• [Request] Each record below should appear again exactly as written.
════════
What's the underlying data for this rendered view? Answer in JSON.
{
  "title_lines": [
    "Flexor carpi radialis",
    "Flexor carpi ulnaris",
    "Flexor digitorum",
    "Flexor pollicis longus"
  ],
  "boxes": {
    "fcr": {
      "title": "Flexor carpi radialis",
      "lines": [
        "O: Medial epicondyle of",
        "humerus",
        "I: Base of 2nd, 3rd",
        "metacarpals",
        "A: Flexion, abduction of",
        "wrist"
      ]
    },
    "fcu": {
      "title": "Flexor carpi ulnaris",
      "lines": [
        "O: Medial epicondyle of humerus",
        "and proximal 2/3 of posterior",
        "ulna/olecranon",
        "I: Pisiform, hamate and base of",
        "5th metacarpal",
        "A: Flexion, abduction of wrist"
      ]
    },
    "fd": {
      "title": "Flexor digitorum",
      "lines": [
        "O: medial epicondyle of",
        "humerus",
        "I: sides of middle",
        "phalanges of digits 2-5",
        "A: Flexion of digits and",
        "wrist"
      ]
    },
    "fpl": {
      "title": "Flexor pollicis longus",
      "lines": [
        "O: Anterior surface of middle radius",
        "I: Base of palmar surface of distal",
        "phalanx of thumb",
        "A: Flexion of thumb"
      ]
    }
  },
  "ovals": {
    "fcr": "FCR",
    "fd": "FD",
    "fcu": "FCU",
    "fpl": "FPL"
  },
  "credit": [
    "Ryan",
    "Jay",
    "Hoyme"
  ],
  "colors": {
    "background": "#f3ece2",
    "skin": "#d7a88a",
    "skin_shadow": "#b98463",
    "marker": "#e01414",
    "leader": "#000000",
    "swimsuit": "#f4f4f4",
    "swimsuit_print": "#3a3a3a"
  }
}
════════
• [The solution]
What's the underlying data for this rendered view? Answer in JSON.
{
  "title_lines": [
    "Flexor carpi radialis",
    "Flexor carpi ulnaris",
    "Flexor digitorum",
    "Flexor pollicis longus"
  ],
  "boxes": {
    "fcr": {
      "title": "Flexor carpi radialis",
      "lines": [
        "O: Medial epicondyle of",
        "humerus",
        "I: Base of 2nd, 3rd",
        "metacarpals",
        "A: Flexion, abduction of",
        "wrist"
      ]
    },
    "fcu": {
      "title": "Flexor carpi ulnaris",
      "lines": [
        "O: Medial epicondyle of humerus",
        "and proximal 2/3 of posterior",
        "ulna/olecranon",
        "I: Pisiform, hamate and base of",
        "5th metacarpal",
        "A: Flexion, abduction of wrist"
      ]
    },
    "fd": {
      "title": "Flexor digitorum",
      "lines": [
        "O: medial epicondyle of",
        "humerus",
        "I: sides of middle",
        "phalanges of digits 2-5",
        "A: Flexion of digits and",
        "wrist"
      ]
    },
    "fpl": {
      "title": "Flexor pollicis longus",
      "lines": [
        "O: Anterior surface of middle radius",
        "I: Base of palmar surface of distal",
        "phalanx of thumb",
        "A: Flexion of thumb"
      ]
    }
  },
  "ovals": {
    "fcr": "FCR",
    "fd": "FD",
    "fcu": "FCU",
    "fpl": "FPL"
  },
  "credit": [
    "Ryan",
    "Jay",
    "Hoyme"
  ],
  "colors": {
    "background": "#f3ece2",
    "skin": "#d7a88a",
    "skin_shadow": "#b98463",
    "marker": "#e01414",
    "leader": "#000000",
    "swimsuit": "#f4f4f4",
    "swimsuit_print": "#3a3a3a"
  }
}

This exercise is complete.